> _Directive_:
Copy each line of the entries beneath that contains the word "安全生产月".

(Entries from a dataset)
— start —

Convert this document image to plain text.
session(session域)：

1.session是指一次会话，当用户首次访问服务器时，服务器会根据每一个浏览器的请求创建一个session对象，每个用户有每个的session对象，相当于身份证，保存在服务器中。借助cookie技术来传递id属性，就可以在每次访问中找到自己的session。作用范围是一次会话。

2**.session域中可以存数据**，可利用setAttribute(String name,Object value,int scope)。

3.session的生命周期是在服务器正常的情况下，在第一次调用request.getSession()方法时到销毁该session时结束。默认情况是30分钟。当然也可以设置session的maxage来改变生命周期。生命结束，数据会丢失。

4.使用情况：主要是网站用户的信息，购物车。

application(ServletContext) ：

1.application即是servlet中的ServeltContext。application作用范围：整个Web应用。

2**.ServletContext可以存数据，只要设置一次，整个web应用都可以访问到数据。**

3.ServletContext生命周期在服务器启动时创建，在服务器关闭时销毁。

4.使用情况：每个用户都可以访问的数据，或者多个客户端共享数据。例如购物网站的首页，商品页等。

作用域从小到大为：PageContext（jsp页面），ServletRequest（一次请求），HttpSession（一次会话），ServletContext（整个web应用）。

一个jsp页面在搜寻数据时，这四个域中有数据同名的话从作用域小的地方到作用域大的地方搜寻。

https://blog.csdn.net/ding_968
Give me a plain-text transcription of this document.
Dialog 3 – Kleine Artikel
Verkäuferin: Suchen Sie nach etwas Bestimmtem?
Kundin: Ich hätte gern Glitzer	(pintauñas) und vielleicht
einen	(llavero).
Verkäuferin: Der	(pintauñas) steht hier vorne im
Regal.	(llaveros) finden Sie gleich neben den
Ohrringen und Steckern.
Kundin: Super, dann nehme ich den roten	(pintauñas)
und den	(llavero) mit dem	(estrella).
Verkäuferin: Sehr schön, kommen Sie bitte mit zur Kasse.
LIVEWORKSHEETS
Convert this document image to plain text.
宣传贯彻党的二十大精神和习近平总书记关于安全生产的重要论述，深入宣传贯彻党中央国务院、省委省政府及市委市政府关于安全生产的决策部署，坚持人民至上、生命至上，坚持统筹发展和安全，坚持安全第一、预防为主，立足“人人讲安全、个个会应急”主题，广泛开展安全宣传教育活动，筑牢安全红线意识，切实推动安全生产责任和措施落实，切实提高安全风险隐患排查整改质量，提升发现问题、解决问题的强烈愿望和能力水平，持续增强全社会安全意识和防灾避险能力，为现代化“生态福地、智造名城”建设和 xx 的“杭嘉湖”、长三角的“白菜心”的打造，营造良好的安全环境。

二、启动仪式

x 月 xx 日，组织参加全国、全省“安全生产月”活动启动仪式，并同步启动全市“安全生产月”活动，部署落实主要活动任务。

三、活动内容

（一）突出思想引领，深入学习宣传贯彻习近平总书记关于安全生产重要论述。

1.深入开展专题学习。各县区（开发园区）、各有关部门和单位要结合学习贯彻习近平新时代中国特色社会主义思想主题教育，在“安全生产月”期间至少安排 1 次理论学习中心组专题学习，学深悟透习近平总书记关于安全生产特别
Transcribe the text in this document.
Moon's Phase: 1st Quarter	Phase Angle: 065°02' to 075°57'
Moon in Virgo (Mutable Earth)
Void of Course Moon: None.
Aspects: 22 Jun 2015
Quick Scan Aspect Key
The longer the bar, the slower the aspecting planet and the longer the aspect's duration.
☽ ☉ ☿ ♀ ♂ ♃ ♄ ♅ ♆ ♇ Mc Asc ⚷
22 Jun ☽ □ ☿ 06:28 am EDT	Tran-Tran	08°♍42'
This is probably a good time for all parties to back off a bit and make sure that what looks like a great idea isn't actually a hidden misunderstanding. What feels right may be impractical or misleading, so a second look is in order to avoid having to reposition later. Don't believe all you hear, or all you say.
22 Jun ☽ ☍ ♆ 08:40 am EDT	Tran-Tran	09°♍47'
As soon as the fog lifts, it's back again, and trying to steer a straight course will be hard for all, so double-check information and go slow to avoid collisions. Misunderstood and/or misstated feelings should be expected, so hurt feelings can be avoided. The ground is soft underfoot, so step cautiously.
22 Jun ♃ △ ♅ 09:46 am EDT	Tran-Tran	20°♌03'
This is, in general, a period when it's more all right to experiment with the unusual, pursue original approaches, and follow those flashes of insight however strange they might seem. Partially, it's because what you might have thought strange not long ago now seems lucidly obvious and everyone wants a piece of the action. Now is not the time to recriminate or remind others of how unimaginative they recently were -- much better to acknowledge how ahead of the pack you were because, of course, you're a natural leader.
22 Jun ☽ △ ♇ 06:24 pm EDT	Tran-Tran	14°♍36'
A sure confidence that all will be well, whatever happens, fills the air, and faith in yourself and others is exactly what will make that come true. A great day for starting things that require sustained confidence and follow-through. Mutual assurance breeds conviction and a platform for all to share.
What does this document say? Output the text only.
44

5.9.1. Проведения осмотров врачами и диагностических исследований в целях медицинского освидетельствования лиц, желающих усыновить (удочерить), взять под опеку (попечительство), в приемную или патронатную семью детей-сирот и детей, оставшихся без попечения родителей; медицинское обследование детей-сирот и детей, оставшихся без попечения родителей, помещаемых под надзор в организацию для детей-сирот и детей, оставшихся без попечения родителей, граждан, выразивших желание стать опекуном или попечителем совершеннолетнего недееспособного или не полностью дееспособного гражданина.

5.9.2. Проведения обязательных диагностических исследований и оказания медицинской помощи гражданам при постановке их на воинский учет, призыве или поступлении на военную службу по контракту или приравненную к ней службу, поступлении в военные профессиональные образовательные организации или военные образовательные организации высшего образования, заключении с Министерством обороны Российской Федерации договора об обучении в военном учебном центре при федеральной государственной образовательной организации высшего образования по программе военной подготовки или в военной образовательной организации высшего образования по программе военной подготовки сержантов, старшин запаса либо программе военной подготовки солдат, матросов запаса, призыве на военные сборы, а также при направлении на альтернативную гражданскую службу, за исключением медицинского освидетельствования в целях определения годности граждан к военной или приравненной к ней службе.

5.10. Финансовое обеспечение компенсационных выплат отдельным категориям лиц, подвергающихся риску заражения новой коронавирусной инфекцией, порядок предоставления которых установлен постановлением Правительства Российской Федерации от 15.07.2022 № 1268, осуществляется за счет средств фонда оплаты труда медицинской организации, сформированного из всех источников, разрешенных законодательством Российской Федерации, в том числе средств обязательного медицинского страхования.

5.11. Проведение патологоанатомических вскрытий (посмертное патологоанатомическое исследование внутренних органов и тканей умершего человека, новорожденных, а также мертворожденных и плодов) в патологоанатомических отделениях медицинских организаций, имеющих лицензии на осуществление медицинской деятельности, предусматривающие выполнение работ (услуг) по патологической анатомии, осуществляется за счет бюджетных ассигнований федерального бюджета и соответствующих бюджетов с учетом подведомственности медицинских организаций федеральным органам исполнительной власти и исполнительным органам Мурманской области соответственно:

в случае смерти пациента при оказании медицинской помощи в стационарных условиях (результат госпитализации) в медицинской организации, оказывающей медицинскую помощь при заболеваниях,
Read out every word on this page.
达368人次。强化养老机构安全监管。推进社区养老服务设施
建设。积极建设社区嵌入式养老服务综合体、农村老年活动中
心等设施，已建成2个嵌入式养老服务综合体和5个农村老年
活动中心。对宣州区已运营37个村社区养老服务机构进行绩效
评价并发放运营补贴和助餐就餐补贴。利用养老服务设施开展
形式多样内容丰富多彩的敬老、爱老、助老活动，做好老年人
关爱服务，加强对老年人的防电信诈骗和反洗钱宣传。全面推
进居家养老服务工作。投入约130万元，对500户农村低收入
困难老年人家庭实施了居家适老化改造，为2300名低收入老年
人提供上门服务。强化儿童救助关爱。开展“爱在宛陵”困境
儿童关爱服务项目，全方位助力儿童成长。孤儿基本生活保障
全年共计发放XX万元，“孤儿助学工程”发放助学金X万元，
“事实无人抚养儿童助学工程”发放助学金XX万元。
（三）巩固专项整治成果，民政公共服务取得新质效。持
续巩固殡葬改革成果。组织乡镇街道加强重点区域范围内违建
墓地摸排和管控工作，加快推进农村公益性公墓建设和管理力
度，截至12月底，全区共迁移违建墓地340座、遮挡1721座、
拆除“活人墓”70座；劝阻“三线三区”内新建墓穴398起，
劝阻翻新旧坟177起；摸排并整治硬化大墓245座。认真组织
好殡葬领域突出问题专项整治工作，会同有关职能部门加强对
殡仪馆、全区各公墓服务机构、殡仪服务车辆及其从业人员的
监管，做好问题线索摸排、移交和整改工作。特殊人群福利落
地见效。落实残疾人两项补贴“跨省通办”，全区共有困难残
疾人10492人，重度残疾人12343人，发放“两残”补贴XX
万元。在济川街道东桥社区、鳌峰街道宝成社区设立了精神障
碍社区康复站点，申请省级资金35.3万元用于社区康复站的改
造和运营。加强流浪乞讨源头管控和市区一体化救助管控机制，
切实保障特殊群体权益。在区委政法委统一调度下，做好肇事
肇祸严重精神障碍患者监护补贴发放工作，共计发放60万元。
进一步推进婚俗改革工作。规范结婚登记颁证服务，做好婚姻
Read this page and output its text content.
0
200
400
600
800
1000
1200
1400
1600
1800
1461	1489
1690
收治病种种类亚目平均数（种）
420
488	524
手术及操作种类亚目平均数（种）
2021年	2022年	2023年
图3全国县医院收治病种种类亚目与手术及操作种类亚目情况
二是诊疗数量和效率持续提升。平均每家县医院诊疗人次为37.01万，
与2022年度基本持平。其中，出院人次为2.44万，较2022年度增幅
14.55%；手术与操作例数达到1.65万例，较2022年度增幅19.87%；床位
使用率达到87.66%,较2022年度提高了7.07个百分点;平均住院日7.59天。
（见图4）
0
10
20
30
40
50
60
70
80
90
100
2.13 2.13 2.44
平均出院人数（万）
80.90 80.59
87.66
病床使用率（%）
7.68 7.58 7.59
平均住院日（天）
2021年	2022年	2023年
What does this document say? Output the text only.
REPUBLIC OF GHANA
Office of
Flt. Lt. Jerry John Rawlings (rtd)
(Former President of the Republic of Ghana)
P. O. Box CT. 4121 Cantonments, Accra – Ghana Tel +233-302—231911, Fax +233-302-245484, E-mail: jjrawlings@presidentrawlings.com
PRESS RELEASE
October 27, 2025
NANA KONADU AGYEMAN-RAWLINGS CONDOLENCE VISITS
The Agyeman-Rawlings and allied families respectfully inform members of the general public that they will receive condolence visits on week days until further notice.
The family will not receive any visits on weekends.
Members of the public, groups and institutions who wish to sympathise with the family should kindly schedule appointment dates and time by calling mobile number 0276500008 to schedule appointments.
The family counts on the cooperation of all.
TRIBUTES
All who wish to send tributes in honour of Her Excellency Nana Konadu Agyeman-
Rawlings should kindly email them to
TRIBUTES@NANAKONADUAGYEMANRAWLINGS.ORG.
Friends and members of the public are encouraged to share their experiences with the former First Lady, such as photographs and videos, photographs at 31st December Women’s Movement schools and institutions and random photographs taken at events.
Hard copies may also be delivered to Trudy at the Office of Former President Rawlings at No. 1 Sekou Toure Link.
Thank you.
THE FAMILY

— end —

> _Task answer_:
x 月 xx 日，组织参加全国、全省“安全生产月”活动启动仪式，并同步启动全市“安全生产月”活动，部署落实主要活动任务。
1.深入开展专题学习。各县区（开发园区）、各有关部门和单位要结合学习贯彻习近平新时代中国特色社会主义思想主题教育，在“安全生产月”期间至少安排 1 次理论学习中心组专题学习，学深悟透习近平总书记关于安全生产特别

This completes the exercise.